DIRECTION: Return the material word for word. Do not include pictures.

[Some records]
--- Start ---

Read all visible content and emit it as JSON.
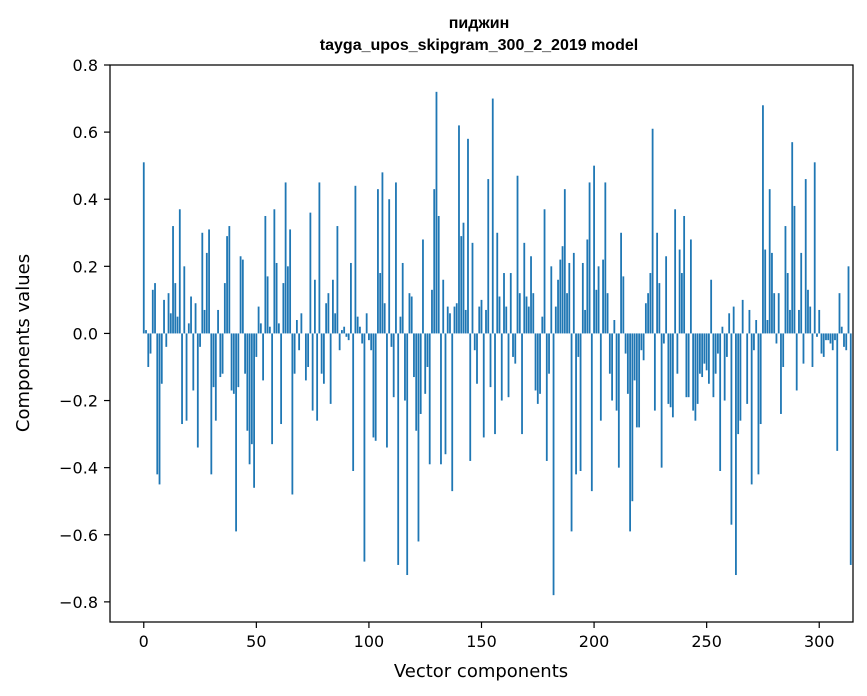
{
  "chart_data": {
    "type": "bar",
    "title": "пиджин",
    "subtitle": "tayga_upos_skipgram_300_2_2019 model",
    "xlabel": "Vector components",
    "ylabel": "Components values",
    "xlim": [
      -15,
      315
    ],
    "ylim": [
      -0.86,
      0.8
    ],
    "x_ticks": [
      0,
      50,
      100,
      150,
      200,
      250,
      300
    ],
    "x_tick_labels": [
      "0",
      "50",
      "100",
      "150",
      "200",
      "250",
      "300"
    ],
    "y_ticks": [
      0.8,
      0.6,
      0.4,
      0.2,
      0.0,
      -0.2,
      -0.4,
      -0.6,
      -0.8
    ],
    "y_tick_labels": [
      "0.8",
      "0.6",
      "0.4",
      "0.2",
      "0.0",
      "−0.2",
      "−0.4",
      "−0.6",
      "−0.8"
    ],
    "bar_color": "#1f77b4",
    "values": [
      0.51,
      0.01,
      -0.1,
      -0.06,
      0.13,
      0.15,
      -0.42,
      -0.45,
      -0.15,
      0.1,
      -0.04,
      0.12,
      0.06,
      0.32,
      0.15,
      0.05,
      0.37,
      -0.27,
      0.2,
      -0.26,
      0.03,
      0.11,
      -0.17,
      0.09,
      -0.34,
      -0.04,
      0.3,
      0.07,
      0.24,
      0.31,
      -0.42,
      -0.16,
      -0.26,
      0.07,
      -0.13,
      -0.12,
      0.15,
      0.29,
      0.32,
      -0.17,
      -0.18,
      -0.59,
      -0.16,
      0.23,
      0.22,
      -0.12,
      -0.29,
      -0.39,
      -0.33,
      -0.46,
      -0.07,
      0.08,
      0.03,
      -0.14,
      0.35,
      0.17,
      0.02,
      -0.33,
      0.37,
      0.21,
      0.03,
      -0.27,
      0.15,
      0.45,
      0.2,
      0.31,
      -0.48,
      -0.12,
      0.04,
      -0.05,
      0.06,
      0.0,
      -0.14,
      -0.1,
      0.36,
      -0.23,
      0.16,
      -0.26,
      0.45,
      -0.12,
      -0.15,
      0.09,
      0.12,
      -0.21,
      0.16,
      0.06,
      0.32,
      -0.05,
      0.01,
      0.02,
      -0.01,
      -0.02,
      0.21,
      -0.41,
      0.44,
      0.05,
      0.02,
      -0.03,
      -0.68,
      0.06,
      -0.02,
      -0.05,
      -0.31,
      -0.32,
      0.43,
      0.18,
      0.48,
      0.09,
      -0.34,
      0.4,
      -0.04,
      -0.19,
      0.45,
      -0.69,
      0.05,
      0.21,
      -0.2,
      -0.72,
      0.12,
      0.11,
      -0.13,
      -0.29,
      -0.62,
      -0.24,
      0.28,
      -0.18,
      -0.1,
      -0.39,
      0.13,
      0.43,
      0.72,
      0.35,
      -0.39,
      0.16,
      -0.36,
      0.08,
      0.06,
      -0.47,
      0.08,
      0.09,
      0.62,
      0.29,
      0.33,
      0.07,
      0.58,
      -0.38,
      0.27,
      -0.05,
      -0.15,
      0.08,
      0.1,
      -0.31,
      0.07,
      0.46,
      -0.16,
      0.7,
      -0.3,
      0.3,
      0.11,
      -0.2,
      0.18,
      0.08,
      -0.19,
      0.18,
      -0.07,
      -0.09,
      0.47,
      0.12,
      -0.3,
      0.27,
      0.11,
      0.08,
      0.23,
      0.12,
      -0.17,
      -0.21,
      -0.18,
      0.05,
      0.37,
      -0.38,
      -0.12,
      0.2,
      -0.78,
      0.08,
      0.16,
      0.22,
      0.26,
      0.43,
      0.12,
      0.21,
      -0.59,
      0.24,
      -0.42,
      -0.07,
      -0.41,
      0.21,
      0.07,
      0.28,
      0.45,
      -0.47,
      0.5,
      0.13,
      0.2,
      -0.26,
      0.22,
      0.45,
      0.12,
      -0.12,
      -0.2,
      0.04,
      -0.23,
      -0.4,
      0.3,
      0.17,
      -0.06,
      -0.18,
      -0.59,
      -0.5,
      -0.14,
      -0.28,
      -0.28,
      -0.05,
      -0.08,
      0.09,
      0.12,
      0.18,
      0.61,
      -0.23,
      0.3,
      0.15,
      -0.4,
      -0.03,
      0.23,
      -0.21,
      -0.22,
      -0.25,
      0.37,
      -0.12,
      0.25,
      0.18,
      0.35,
      -0.19,
      -0.19,
      0.28,
      -0.23,
      -0.26,
      -0.21,
      -0.12,
      -0.13,
      -0.09,
      -0.11,
      -0.15,
      0.16,
      -0.19,
      -0.12,
      -0.06,
      -0.41,
      0.02,
      -0.2,
      -0.07,
      0.06,
      -0.57,
      0.08,
      -0.72,
      -0.3,
      -0.26,
      0.1,
      0.0,
      -0.21,
      0.07,
      -0.45,
      -0.05,
      0.04,
      -0.42,
      -0.27,
      0.68,
      0.25,
      0.04,
      0.43,
      0.24,
      0.12,
      -0.03,
      0.12,
      -0.24,
      -0.1,
      0.32,
      0.18,
      0.07,
      0.57,
      0.38,
      -0.17,
      0.07,
      0.24,
      -0.09,
      0.46,
      0.13,
      0.08,
      -0.1,
      0.51,
      -0.01,
      0.07,
      -0.06,
      -0.07,
      -0.02,
      -0.02,
      -0.03,
      -0.05,
      -0.02,
      -0.35,
      0.12,
      0.02,
      -0.04,
      -0.05,
      0.2,
      -0.69
    ]
  }
}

--- End ---

SOLUTION BELOW:
Read all visible content and emit it as JSON.
{
  "chart_data": {
    "type": "bar",
    "title": "пиджин",
    "subtitle": "tayga_upos_skipgram_300_2_2019 model",
    "xlabel": "Vector components",
    "ylabel": "Components values",
    "xlim": [
      -15,
      315
    ],
    "ylim": [
      -0.86,
      0.8
    ],
    "x_ticks": [
      0,
      50,
      100,
      150,
      200,
      250,
      300
    ],
    "x_tick_labels": [
      "0",
      "50",
      "100",
      "150",
      "200",
      "250",
      "300"
    ],
    "y_ticks": [
      0.8,
      0.6,
      0.4,
      0.2,
      0.0,
      -0.2,
      -0.4,
      -0.6,
      -0.8
    ],
    "y_tick_labels": [
      "0.8",
      "0.6",
      "0.4",
      "0.2",
      "0.0",
      "−0.2",
      "−0.4",
      "−0.6",
      "−0.8"
    ],
    "bar_color": "#1f77b4",
    "values": [
      0.51,
      0.01,
      -0.1,
      -0.06,
      0.13,
      0.15,
      -0.42,
      -0.45,
      -0.15,
      0.1,
      -0.04,
      0.12,
      0.06,
      0.32,
      0.15,
      0.05,
      0.37,
      -0.27,
      0.2,
      -0.26,
      0.03,
      0.11,
      -0.17,
      0.09,
      -0.34,
      -0.04,
      0.3,
      0.07,
      0.24,
      0.31,
      -0.42,
      -0.16,
      -0.26,
      0.07,
      -0.13,
      -0.12,
      0.15,
      0.29,
      0.32,
      -0.17,
      -0.18,
      -0.59,
      -0.16,
      0.23,
      0.22,
      -0.12,
      -0.29,
      -0.39,
      -0.33,
      -0.46,
      -0.07,
      0.08,
      0.03,
      -0.14,
      0.35,
      0.17,
      0.02,
      -0.33,
      0.37,
      0.21,
      0.03,
      -0.27,
      0.15,
      0.45,
      0.2,
      0.31,
      -0.48,
      -0.12,
      0.04,
      -0.05,
      0.06,
      0.0,
      -0.14,
      -0.1,
      0.36,
      -0.23,
      0.16,
      -0.26,
      0.45,
      -0.12,
      -0.15,
      0.09,
      0.12,
      -0.21,
      0.16,
      0.06,
      0.32,
      -0.05,
      0.01,
      0.02,
      -0.01,
      -0.02,
      0.21,
      -0.41,
      0.44,
      0.05,
      0.02,
      -0.03,
      -0.68,
      0.06,
      -0.02,
      -0.05,
      -0.31,
      -0.32,
      0.43,
      0.18,
      0.48,
      0.09,
      -0.34,
      0.4,
      -0.04,
      -0.19,
      0.45,
      -0.69,
      0.05,
      0.21,
      -0.2,
      -0.72,
      0.12,
      0.11,
      -0.13,
      -0.29,
      -0.62,
      -0.24,
      0.28,
      -0.18,
      -0.1,
      -0.39,
      0.13,
      0.43,
      0.72,
      0.35,
      -0.39,
      0.16,
      -0.36,
      0.08,
      0.06,
      -0.47,
      0.08,
      0.09,
      0.62,
      0.29,
      0.33,
      0.07,
      0.58,
      -0.38,
      0.27,
      -0.05,
      -0.15,
      0.08,
      0.1,
      -0.31,
      0.07,
      0.46,
      -0.16,
      0.7,
      -0.3,
      0.3,
      0.11,
      -0.2,
      0.18,
      0.08,
      -0.19,
      0.18,
      -0.07,
      -0.09,
      0.47,
      0.12,
      -0.3,
      0.27,
      0.11,
      0.08,
      0.23,
      0.12,
      -0.17,
      -0.21,
      -0.18,
      0.05,
      0.37,
      -0.38,
      -0.12,
      0.2,
      -0.78,
      0.08,
      0.16,
      0.22,
      0.26,
      0.43,
      0.12,
      0.21,
      -0.59,
      0.24,
      -0.42,
      -0.07,
      -0.41,
      0.21,
      0.07,
      0.28,
      0.45,
      -0.47,
      0.5,
      0.13,
      0.2,
      -0.26,
      0.22,
      0.45,
      0.12,
      -0.12,
      -0.2,
      0.04,
      -0.23,
      -0.4,
      0.3,
      0.17,
      -0.06,
      -0.18,
      -0.59,
      -0.5,
      -0.14,
      -0.28,
      -0.28,
      -0.05,
      -0.08,
      0.09,
      0.12,
      0.18,
      0.61,
      -0.23,
      0.3,
      0.15,
      -0.4,
      -0.03,
      0.23,
      -0.21,
      -0.22,
      -0.25,
      0.37,
      -0.12,
      0.25,
      0.18,
      0.35,
      -0.19,
      -0.19,
      0.28,
      -0.23,
      -0.26,
      -0.21,
      -0.12,
      -0.13,
      -0.09,
      -0.11,
      -0.15,
      0.16,
      -0.19,
      -0.12,
      -0.06,
      -0.41,
      0.02,
      -0.2,
      -0.07,
      0.06,
      -0.57,
      0.08,
      -0.72,
      -0.3,
      -0.26,
      0.1,
      0.0,
      -0.21,
      0.07,
      -0.45,
      -0.05,
      0.04,
      -0.42,
      -0.27,
      0.68,
      0.25,
      0.04,
      0.43,
      0.24,
      0.12,
      -0.03,
      0.12,
      -0.24,
      -0.1,
      0.32,
      0.18,
      0.07,
      0.57,
      0.38,
      -0.17,
      0.07,
      0.24,
      -0.09,
      0.46,
      0.13,
      0.08,
      -0.1,
      0.51,
      -0.01,
      0.07,
      -0.06,
      -0.07,
      -0.02,
      -0.02,
      -0.03,
      -0.05,
      -0.02,
      -0.35,
      0.12,
      0.02,
      -0.04,
      -0.05,
      0.2,
      -0.69
    ]
  }
}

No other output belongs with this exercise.